Lines that contain the string "σταυροφόροι" are to be copied; leave out all others.

— start of EXERCISE MATERIAL —

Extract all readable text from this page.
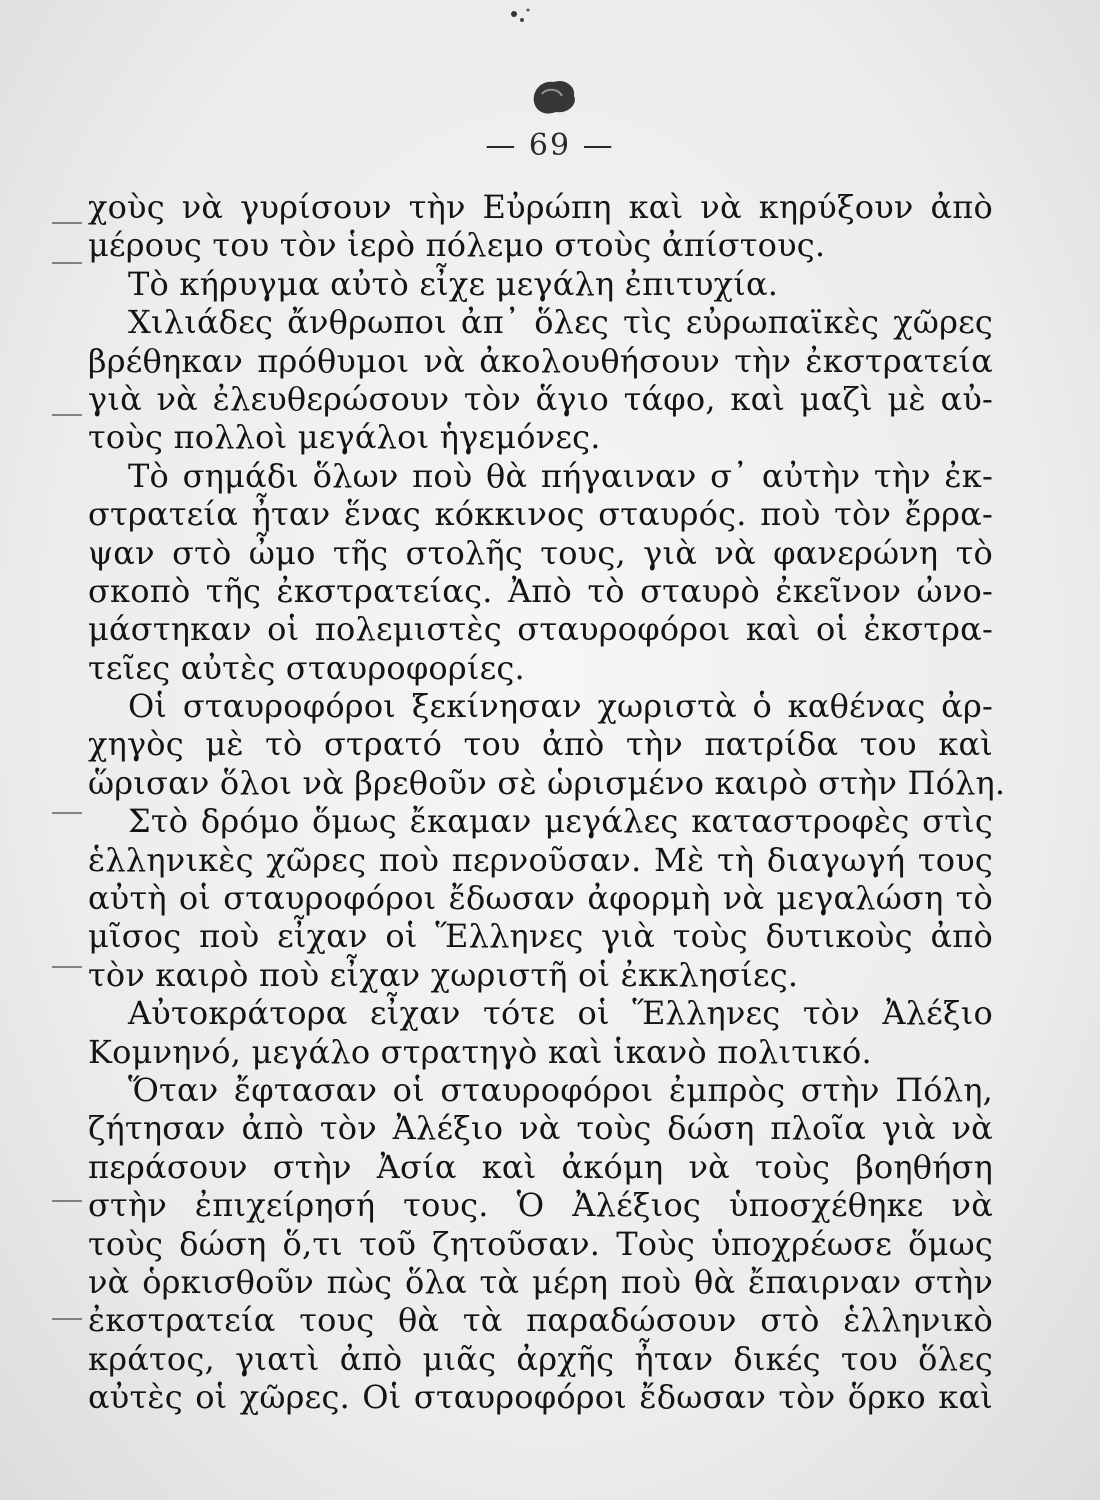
— 69 —
χοὺς νὰ γυρίσουν τὴν Εὐρώπη καὶ νὰ κηρύξουν ἀπὸ
μέρους του τὸν ἱερὸ πόλεμο στοὺς ἀπίστους.
Τὸ κήρυγμα αὐτὸ εἶχε μεγάλη ἐπιτυχία.
Χιλιάδες ἄνθρωποι ἀπ᾽ ὅλες τὶς εὐρωπαϊκὲς χῶρες
βρέθηκαν πρόθυμοι νὰ ἀκολουθήσουν τὴν ἐκστρατεία
γιὰ νὰ ἐλευθερώσουν τὸν ἅγιο τάφο, καὶ μαζὶ μὲ αὐ-
τοὺς πολλοὶ μεγάλοι ἡγεμόνες.
Τὸ σημάδι ὅλων ποὺ θὰ πήγαιναν σ᾽ αὐτὴν τὴν ἐκ-
στρατεία ἦταν ἕνας κόκκινος σταυρός. ποὺ τὸν ἔρρα-
ψαν στὸ ὦμο τῆς στολῆς τους, γιὰ νὰ φανερώνη τὸ
σκοπὸ τῆς ἐκστρατείας. Ἀπὸ τὸ σταυρὸ ἐκεῖνον ὠνο-
μάστηκαν οἱ πολεμιστὲς σταυροφόροι καὶ οἱ ἐκστρα-
τεῖες αὐτὲς σταυροφορίες.
Οἱ σταυροφόροι ξεκίνησαν χωριστὰ ὁ καθένας ἀρ-
χηγὸς μὲ τὸ στρατό του ἀπὸ τὴν πατρίδα του καὶ
ὥρισαν ὅλοι νὰ βρεθοῦν σὲ ὡρισμένο καιρὸ στὴν Πόλη.
Στὸ δρόμο ὅμως ἔκαμαν μεγάλες καταστροφὲς στὶς
ἑλληνικὲς χῶρες ποὺ περνοῦσαν. Μὲ τὴ διαγωγή τους
αὐτὴ οἱ σταυροφόροι ἔδωσαν ἀφορμὴ νὰ μεγαλώση τὸ
μῖσος ποὺ εἶχαν οἱ Ἕλληνες γιὰ τοὺς δυτικοὺς ἀπὸ
τὸν καιρὸ ποὺ εἶχαν χωριστῆ οἱ ἐκκλησίες.
Αὐτοκράτορα εἶχαν τότε οἱ Ἕλληνες τὸν Ἀλέξιο
Κομνηνό, μεγάλο στρατηγὸ καὶ ἱκανὸ πολιτικό.
Ὅταν ἔφτασαν οἱ σταυροφόροι ἐμπρὸς στὴν Πόλη,
ζήτησαν ἀπὸ τὸν Ἀλέξιο νὰ τοὺς δώση πλοῖα γιὰ νὰ
περάσουν στὴν Ἀσία καὶ ἀκόμη νὰ τοὺς βοηθήση
στὴν ἐπιχείρησή τους. Ὁ Ἀλέξιος ὑποσχέθηκε νὰ
τοὺς δώση ὅ,τι τοῦ ζητοῦσαν. Τοὺς ὑποχρέωσε ὅμως
νὰ ὁρκισθοῦν πὼς ὅλα τὰ μέρη ποὺ θὰ ἔπαιρναν στὴν
ἐκστρατεία τους θὰ τὰ παραδώσουν στὸ ἑλληνικὸ
κράτος, γιατὶ ἀπὸ μιᾶς ἀρχῆς ἦταν δικές του ὅλες
αὐτὲς οἱ χῶρες. Οἱ σταυροφόροι ἔδωσαν τὸν ὅρκο καὶ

— end of EXERCISE MATERIAL —

— COMPLETE ANSWER —
μάστηκαν οἱ πολεμιστὲς σταυροφόροι καὶ οἱ ἐκστρα-
Οἱ σταυροφόροι ξεκίνησαν χωριστὰ ὁ καθένας ἀρ-
αὐτὴ οἱ σταυροφόροι ἔδωσαν ἀφορμὴ νὰ μεγαλώση τὸ
Ὅταν ἔφτασαν οἱ σταυροφόροι ἐμπρὸς στὴν Πόλη,
αὐτὲς οἱ χῶρες. Οἱ σταυροφόροι ἔδωσαν τὸν ὅρκο καὶ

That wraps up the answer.